[start Provided data]

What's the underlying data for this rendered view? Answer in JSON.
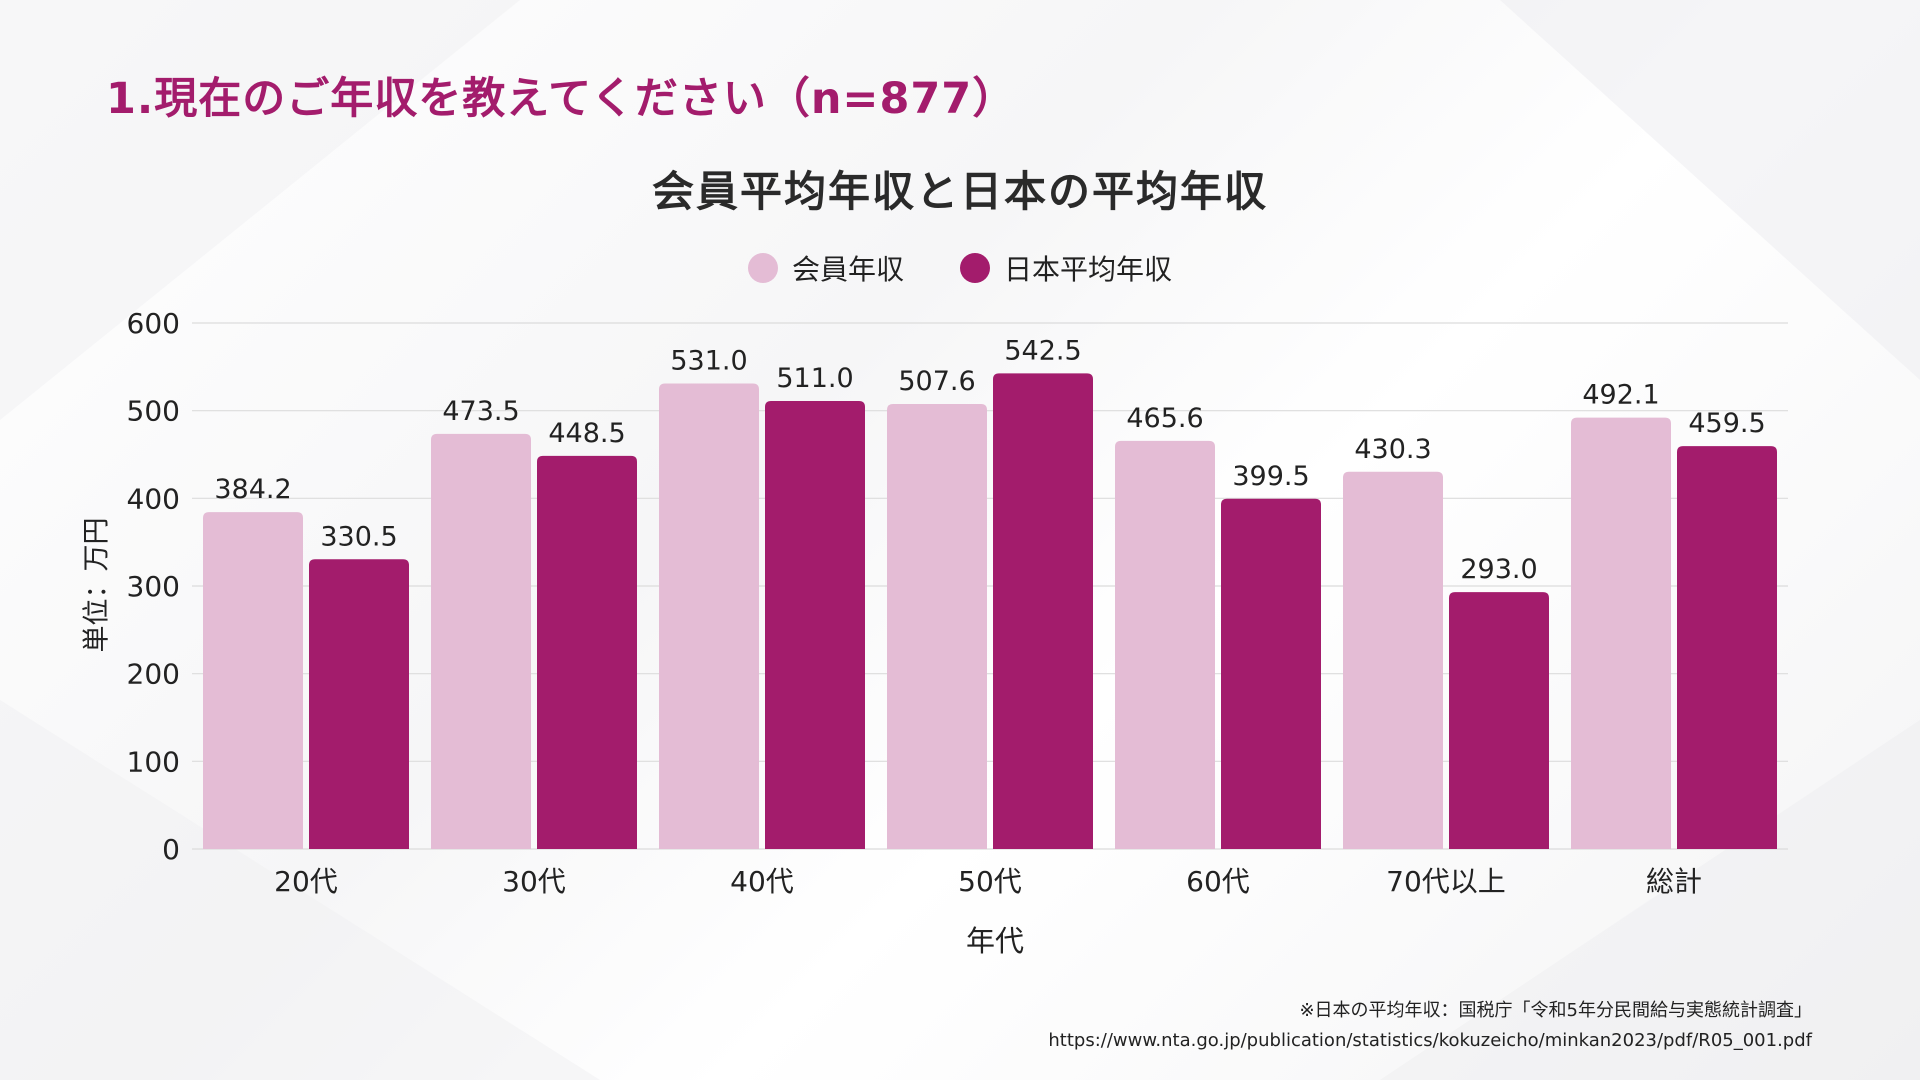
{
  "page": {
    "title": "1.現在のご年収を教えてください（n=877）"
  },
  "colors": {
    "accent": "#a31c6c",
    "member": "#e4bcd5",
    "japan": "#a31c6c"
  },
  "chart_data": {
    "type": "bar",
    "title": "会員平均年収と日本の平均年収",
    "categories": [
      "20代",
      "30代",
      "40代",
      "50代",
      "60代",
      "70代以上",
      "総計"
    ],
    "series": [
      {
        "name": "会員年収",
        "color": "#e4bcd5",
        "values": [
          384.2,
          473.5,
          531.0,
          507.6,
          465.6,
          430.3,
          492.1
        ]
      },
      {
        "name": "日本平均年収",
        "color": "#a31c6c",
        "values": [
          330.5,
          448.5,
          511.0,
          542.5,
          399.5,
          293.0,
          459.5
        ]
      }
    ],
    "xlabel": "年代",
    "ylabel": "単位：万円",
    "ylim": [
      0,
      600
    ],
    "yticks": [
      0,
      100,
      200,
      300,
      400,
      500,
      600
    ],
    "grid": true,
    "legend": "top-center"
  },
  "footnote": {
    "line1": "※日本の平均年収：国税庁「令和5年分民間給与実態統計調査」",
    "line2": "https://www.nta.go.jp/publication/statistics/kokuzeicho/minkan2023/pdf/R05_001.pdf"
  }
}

[end Provided data]
[start Provided data]

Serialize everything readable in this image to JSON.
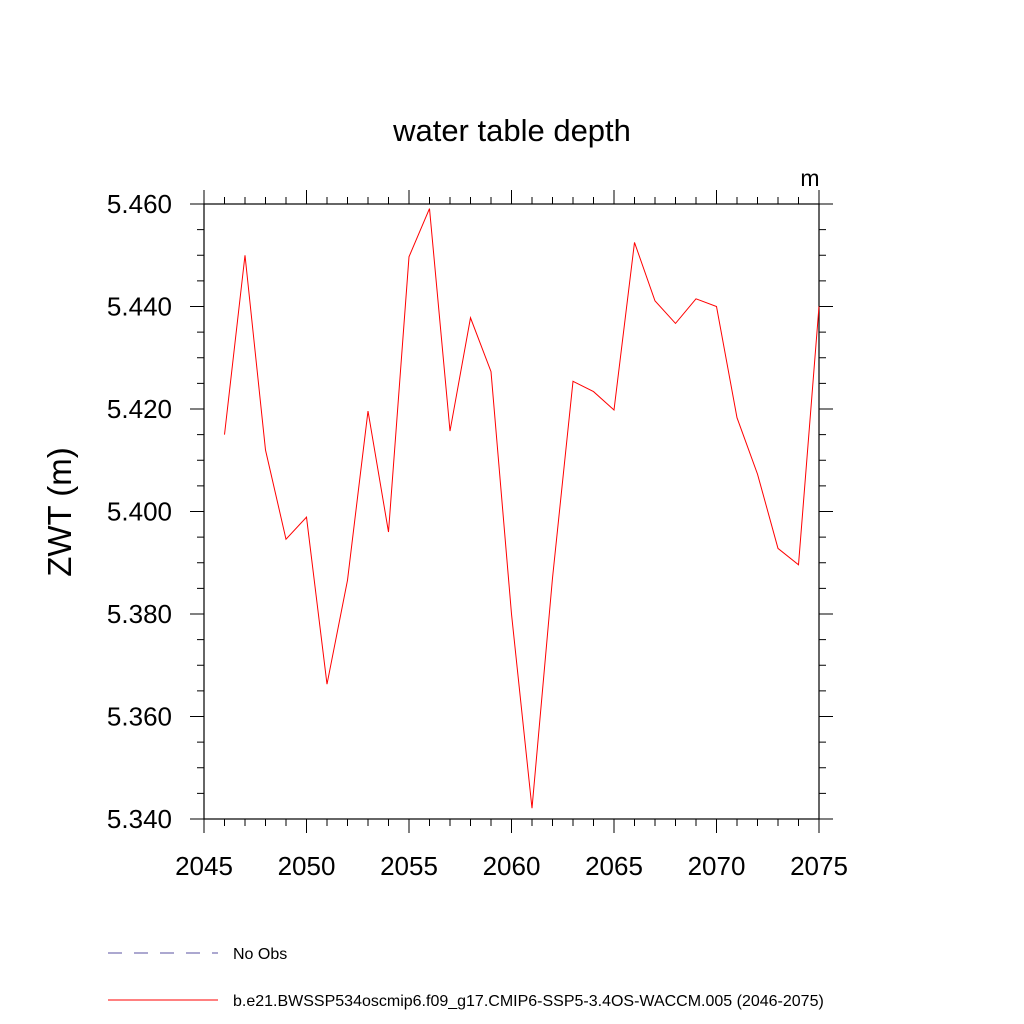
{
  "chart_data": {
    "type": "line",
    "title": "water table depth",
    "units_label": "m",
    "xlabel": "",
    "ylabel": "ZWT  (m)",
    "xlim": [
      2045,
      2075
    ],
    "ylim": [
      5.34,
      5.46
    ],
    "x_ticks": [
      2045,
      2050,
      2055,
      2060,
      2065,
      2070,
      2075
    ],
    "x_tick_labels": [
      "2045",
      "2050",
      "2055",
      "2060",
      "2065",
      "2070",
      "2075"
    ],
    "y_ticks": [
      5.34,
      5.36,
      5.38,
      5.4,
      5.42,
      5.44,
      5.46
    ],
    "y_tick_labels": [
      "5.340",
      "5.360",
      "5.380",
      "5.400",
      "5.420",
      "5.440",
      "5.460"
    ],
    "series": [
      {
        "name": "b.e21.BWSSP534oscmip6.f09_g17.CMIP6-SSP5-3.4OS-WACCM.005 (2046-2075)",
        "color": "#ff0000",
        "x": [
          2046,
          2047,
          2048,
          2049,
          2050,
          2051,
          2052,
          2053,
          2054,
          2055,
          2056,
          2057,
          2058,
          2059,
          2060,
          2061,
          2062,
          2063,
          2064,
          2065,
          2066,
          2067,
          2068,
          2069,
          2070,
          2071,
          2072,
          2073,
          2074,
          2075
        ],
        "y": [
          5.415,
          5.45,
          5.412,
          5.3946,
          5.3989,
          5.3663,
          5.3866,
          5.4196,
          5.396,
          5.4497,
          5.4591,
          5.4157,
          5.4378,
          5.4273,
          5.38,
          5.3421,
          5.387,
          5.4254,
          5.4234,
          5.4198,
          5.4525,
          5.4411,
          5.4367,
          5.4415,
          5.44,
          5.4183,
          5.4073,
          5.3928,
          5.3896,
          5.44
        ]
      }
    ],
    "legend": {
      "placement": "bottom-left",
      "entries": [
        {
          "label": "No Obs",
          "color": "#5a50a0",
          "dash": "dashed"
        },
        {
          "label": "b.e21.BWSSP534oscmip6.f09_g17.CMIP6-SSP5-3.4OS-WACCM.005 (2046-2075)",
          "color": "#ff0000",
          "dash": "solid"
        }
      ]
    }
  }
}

[end Provided data]

• **Request**
Count how many lines hold the string "name" and give that number alone.

• **Problem solution**
3